DATA EXCERPTS:
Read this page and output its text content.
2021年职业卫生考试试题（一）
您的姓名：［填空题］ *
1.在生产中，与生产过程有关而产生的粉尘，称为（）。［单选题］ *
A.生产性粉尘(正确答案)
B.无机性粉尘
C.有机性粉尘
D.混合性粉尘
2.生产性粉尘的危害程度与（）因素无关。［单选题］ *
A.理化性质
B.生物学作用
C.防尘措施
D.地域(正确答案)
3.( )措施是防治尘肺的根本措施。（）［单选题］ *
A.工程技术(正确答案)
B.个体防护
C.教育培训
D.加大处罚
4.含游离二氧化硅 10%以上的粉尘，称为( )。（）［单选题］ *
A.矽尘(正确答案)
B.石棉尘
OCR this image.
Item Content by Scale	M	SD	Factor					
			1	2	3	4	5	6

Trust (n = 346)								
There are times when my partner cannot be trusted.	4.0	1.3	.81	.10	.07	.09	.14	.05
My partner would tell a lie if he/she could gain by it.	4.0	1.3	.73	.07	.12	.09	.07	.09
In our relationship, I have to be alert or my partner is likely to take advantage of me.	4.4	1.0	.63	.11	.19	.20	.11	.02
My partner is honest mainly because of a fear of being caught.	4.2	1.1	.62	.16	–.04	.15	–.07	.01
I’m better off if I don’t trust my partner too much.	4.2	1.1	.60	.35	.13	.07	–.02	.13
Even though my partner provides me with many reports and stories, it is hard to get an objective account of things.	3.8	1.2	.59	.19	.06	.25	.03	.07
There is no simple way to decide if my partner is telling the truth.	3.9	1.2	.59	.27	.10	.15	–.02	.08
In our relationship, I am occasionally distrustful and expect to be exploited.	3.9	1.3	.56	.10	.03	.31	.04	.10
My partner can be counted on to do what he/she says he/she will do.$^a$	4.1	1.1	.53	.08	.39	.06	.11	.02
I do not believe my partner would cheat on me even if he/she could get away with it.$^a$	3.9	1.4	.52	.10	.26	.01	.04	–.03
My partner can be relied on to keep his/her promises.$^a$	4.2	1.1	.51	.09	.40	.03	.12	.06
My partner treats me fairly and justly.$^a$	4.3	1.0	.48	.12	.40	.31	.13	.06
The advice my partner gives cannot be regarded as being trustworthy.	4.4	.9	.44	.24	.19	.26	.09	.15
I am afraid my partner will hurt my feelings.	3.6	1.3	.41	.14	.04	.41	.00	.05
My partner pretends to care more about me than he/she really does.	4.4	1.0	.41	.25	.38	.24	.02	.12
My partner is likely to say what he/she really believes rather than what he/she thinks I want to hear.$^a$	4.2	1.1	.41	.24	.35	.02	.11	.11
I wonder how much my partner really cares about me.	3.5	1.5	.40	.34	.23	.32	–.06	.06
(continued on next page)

SHORT EXERCISE: Copy all the records above precisely.

TASK RESPONSE:
Read this page and output its text content.
2021年职业卫生考试试题（一）
您的姓名：［填空题］ *
1.在生产中，与生产过程有关而产生的粉尘，称为（）。［单选题］ *
A.生产性粉尘(正确答案)
B.无机性粉尘
C.有机性粉尘
D.混合性粉尘
2.生产性粉尘的危害程度与（）因素无关。［单选题］ *
A.理化性质
B.生物学作用
C.防尘措施
D.地域(正确答案)
3.( )措施是防治尘肺的根本措施。（）［单选题］ *
A.工程技术(正确答案)
B.个体防护
C.教育培训
D.加大处罚
4.含游离二氧化硅 10%以上的粉尘，称为( )。（）［单选题］ *
A.矽尘(正确答案)
B.石棉尘
OCR this image.
Item Content by Scale	M	SD	Factor					
			1	2	3	4	5	6

Trust (n = 346)								
There are times when my partner cannot be trusted.	4.0	1.3	.81	.10	.07	.09	.14	.05
My partner would tell a lie if he/she could gain by it.	4.0	1.3	.73	.07	.12	.09	.07	.09
In our relationship, I have to be alert or my partner is likely to take advantage of me.	4.4	1.0	.63	.11	.19	.20	.11	.02
My partner is honest mainly because of a fear of being caught.	4.2	1.1	.62	.16	–.04	.15	–.07	.01
I’m better off if I don’t trust my partner too much.	4.2	1.1	.60	.35	.13	.07	–.02	.13
Even though my partner provides me with many reports and stories, it is hard to get an objective account of things.	3.8	1.2	.59	.19	.06	.25	.03	.07
There is no simple way to decide if my partner is telling the truth.	3.9	1.2	.59	.27	.10	.15	–.02	.08
In our relationship, I am occasionally distrustful and expect to be exploited.	3.9	1.3	.56	.10	.03	.31	.04	.10
My partner can be counted on to do what he/she says he/she will do.$^a$	4.1	1.1	.53	.08	.39	.06	.11	.02
I do not believe my partner would cheat on me even if he/she could get away with it.$^a$	3.9	1.4	.52	.10	.26	.01	.04	–.03
My partner can be relied on to keep his/her promises.$^a$	4.2	1.1	.51	.09	.40	.03	.12	.06
My partner treats me fairly and justly.$^a$	4.3	1.0	.48	.12	.40	.31	.13	.06
The advice my partner gives cannot be regarded as being trustworthy.	4.4	.9	.44	.24	.19	.26	.09	.15
I am afraid my partner will hurt my feelings.	3.6	1.3	.41	.14	.04	.41	.00	.05
My partner pretends to care more about me than he/she really does.	4.4	1.0	.41	.25	.38	.24	.02	.12
My partner is likely to say what he/she really believes rather than what he/she thinks I want to hear.$^a$	4.2	1.1	.41	.24	.35	.02	.11	.11
I wonder how much my partner really cares about me.	3.5	1.5	.40	.34	.23	.32	–.06	.06
(continued on next page)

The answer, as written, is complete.